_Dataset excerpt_

▼▼▼

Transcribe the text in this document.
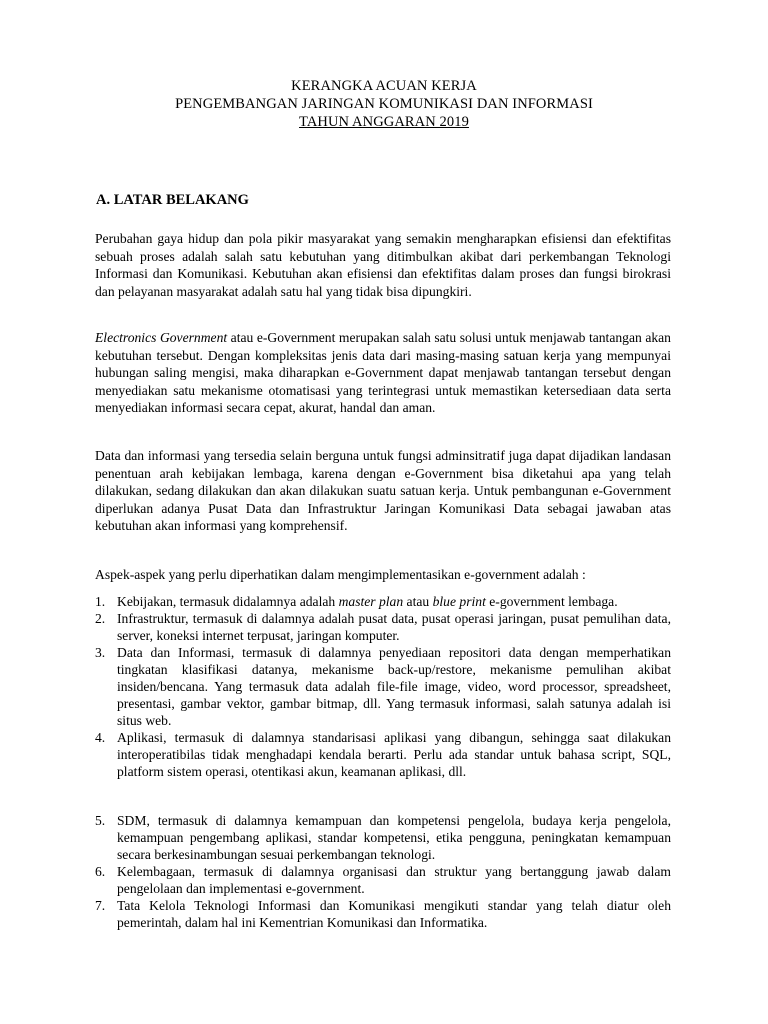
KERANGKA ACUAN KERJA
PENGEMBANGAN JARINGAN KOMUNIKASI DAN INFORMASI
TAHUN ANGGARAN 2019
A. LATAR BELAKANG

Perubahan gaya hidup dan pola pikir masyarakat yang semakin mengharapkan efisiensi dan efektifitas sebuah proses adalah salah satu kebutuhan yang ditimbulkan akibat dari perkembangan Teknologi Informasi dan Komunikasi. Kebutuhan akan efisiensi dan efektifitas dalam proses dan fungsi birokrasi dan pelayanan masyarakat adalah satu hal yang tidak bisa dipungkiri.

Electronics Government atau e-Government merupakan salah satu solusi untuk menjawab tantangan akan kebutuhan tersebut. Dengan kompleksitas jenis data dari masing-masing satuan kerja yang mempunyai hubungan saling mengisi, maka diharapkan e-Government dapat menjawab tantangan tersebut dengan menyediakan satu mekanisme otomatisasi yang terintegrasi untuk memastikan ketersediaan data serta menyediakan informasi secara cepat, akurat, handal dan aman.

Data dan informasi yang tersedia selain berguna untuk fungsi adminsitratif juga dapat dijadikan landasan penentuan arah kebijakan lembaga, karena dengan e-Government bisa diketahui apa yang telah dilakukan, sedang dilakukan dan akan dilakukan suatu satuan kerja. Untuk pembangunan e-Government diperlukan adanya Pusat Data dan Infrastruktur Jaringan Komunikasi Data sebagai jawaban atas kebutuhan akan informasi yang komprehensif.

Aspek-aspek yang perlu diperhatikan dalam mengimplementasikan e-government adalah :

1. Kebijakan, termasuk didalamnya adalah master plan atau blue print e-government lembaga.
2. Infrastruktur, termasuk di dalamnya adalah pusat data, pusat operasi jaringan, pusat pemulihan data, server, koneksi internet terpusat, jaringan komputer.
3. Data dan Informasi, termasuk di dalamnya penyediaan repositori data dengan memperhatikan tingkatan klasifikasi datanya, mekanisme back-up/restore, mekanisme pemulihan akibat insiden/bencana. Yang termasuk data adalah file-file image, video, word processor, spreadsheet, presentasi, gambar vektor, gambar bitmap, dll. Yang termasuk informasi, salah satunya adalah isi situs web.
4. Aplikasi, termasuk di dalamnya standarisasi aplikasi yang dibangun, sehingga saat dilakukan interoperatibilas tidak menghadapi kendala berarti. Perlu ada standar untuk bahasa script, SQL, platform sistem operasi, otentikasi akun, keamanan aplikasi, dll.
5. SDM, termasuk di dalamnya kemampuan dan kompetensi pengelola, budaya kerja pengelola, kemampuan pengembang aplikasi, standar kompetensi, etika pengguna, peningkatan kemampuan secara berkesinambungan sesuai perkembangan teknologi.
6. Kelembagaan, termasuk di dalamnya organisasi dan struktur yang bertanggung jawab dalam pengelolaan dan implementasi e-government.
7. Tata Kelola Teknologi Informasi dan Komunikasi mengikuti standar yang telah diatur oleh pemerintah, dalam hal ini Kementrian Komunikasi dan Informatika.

▲▲▲
▼▼▼

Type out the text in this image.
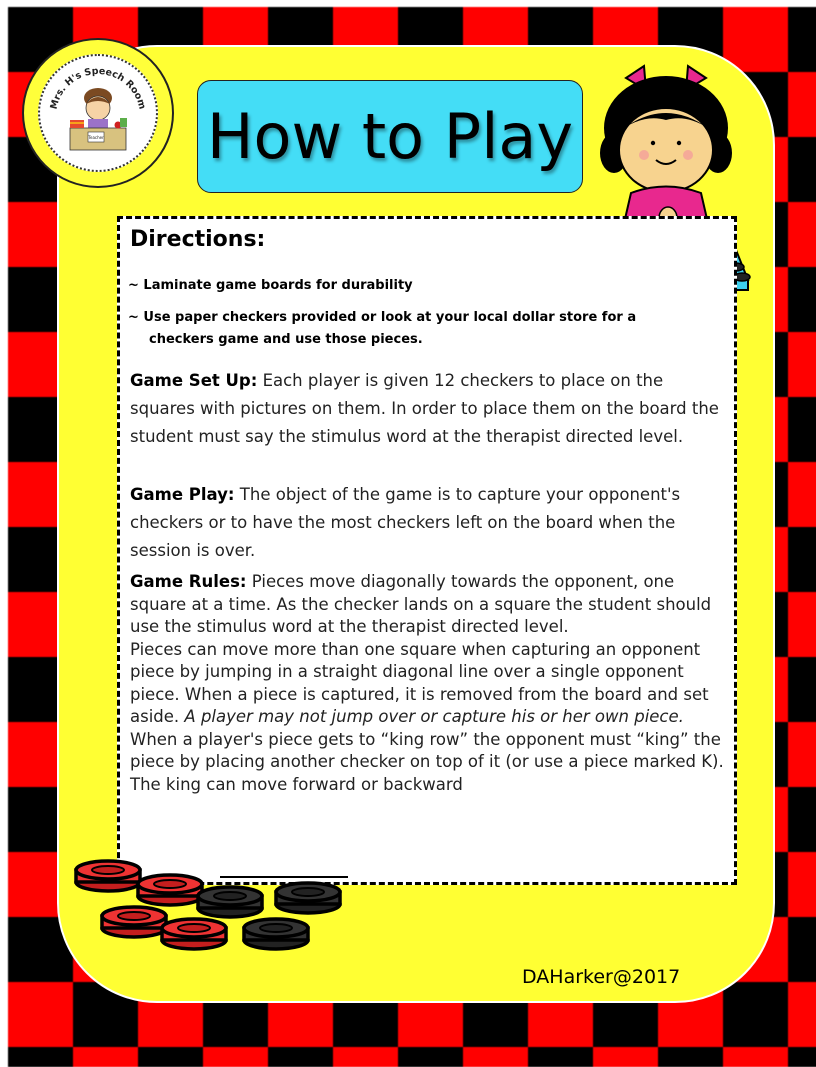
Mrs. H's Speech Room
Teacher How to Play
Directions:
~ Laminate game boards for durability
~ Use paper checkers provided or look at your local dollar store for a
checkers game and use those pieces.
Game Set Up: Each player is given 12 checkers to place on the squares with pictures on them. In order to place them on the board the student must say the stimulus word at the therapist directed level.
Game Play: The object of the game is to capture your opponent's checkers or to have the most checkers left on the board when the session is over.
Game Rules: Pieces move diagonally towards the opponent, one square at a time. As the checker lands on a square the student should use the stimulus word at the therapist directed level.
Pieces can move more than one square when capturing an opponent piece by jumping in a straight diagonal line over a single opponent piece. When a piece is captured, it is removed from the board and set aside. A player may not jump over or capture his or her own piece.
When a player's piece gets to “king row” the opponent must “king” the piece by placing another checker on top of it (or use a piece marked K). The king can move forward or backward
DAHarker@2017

▲▲▲

Note every line above where the string "operasi" shows up, and copy those lines.

2. Infrastruktur, termasuk di dalamnya adalah pusat data, pusat operasi jaringan, pusat pemulihan data, server, koneksi internet terpusat, jaringan komputer.
4. Aplikasi, termasuk di dalamnya standarisasi aplikasi yang dibangun, sehingga saat dilakukan interoperatibilas tidak menghadapi kendala berarti. Perlu ada standar untuk bahasa script, SQL, platform sistem operasi, otentikasi akun, keamanan aplikasi, dll.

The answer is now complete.